=== Task material ===

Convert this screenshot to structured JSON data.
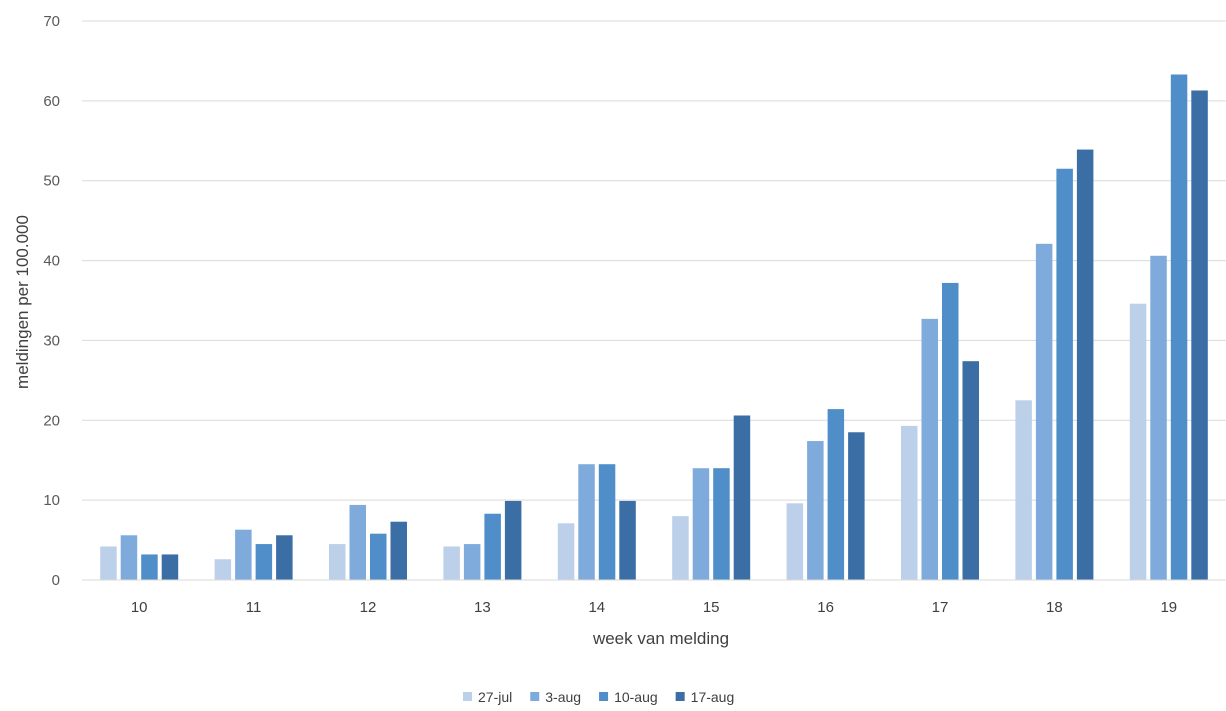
{
  "chart_data": {
    "type": "bar",
    "title": "",
    "xlabel": "week van melding",
    "ylabel": "meldingen per 100.000",
    "ylim": [
      0,
      70
    ],
    "yticks": [
      0,
      10,
      20,
      30,
      40,
      50,
      60,
      70
    ],
    "grid": true,
    "legend_position": "bottom",
    "categories": [
      "10",
      "11",
      "12",
      "13",
      "14",
      "15",
      "16",
      "17",
      "18",
      "19"
    ],
    "series": [
      {
        "name": "27-jul",
        "color": "#bdd0e9",
        "values": [
          4.2,
          2.6,
          4.5,
          4.2,
          7.1,
          8.0,
          9.6,
          19.3,
          22.5,
          34.6
        ]
      },
      {
        "name": "3-aug",
        "color": "#7fabdc",
        "values": [
          5.6,
          6.3,
          9.4,
          4.5,
          14.5,
          14.0,
          17.4,
          32.7,
          42.1,
          40.6
        ]
      },
      {
        "name": "10-aug",
        "color": "#4f8ec8",
        "values": [
          3.2,
          4.5,
          5.8,
          8.3,
          14.5,
          14.0,
          21.4,
          37.2,
          51.5,
          63.3
        ]
      },
      {
        "name": "17-aug",
        "color": "#3a6ea5",
        "values": [
          3.2,
          5.6,
          7.3,
          9.9,
          9.9,
          20.6,
          18.5,
          27.4,
          53.9,
          61.3
        ]
      }
    ]
  }
}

=== Problem statement ===
Take the listing and print it again exactly, but without any pictures.

=== Response for this exercise ===
Convert this screenshot to structured JSON data.
{
  "chart_data": {
    "type": "bar",
    "title": "",
    "xlabel": "week van melding",
    "ylabel": "meldingen per 100.000",
    "ylim": [
      0,
      70
    ],
    "yticks": [
      0,
      10,
      20,
      30,
      40,
      50,
      60,
      70
    ],
    "grid": true,
    "legend_position": "bottom",
    "categories": [
      "10",
      "11",
      "12",
      "13",
      "14",
      "15",
      "16",
      "17",
      "18",
      "19"
    ],
    "series": [
      {
        "name": "27-jul",
        "color": "#bdd0e9",
        "values": [
          4.2,
          2.6,
          4.5,
          4.2,
          7.1,
          8.0,
          9.6,
          19.3,
          22.5,
          34.6
        ]
      },
      {
        "name": "3-aug",
        "color": "#7fabdc",
        "values": [
          5.6,
          6.3,
          9.4,
          4.5,
          14.5,
          14.0,
          17.4,
          32.7,
          42.1,
          40.6
        ]
      },
      {
        "name": "10-aug",
        "color": "#4f8ec8",
        "values": [
          3.2,
          4.5,
          5.8,
          8.3,
          14.5,
          14.0,
          21.4,
          37.2,
          51.5,
          63.3
        ]
      },
      {
        "name": "17-aug",
        "color": "#3a6ea5",
        "values": [
          3.2,
          5.6,
          7.3,
          9.9,
          9.9,
          20.6,
          18.5,
          27.4,
          53.9,
          61.3
        ]
      }
    ]
  }
}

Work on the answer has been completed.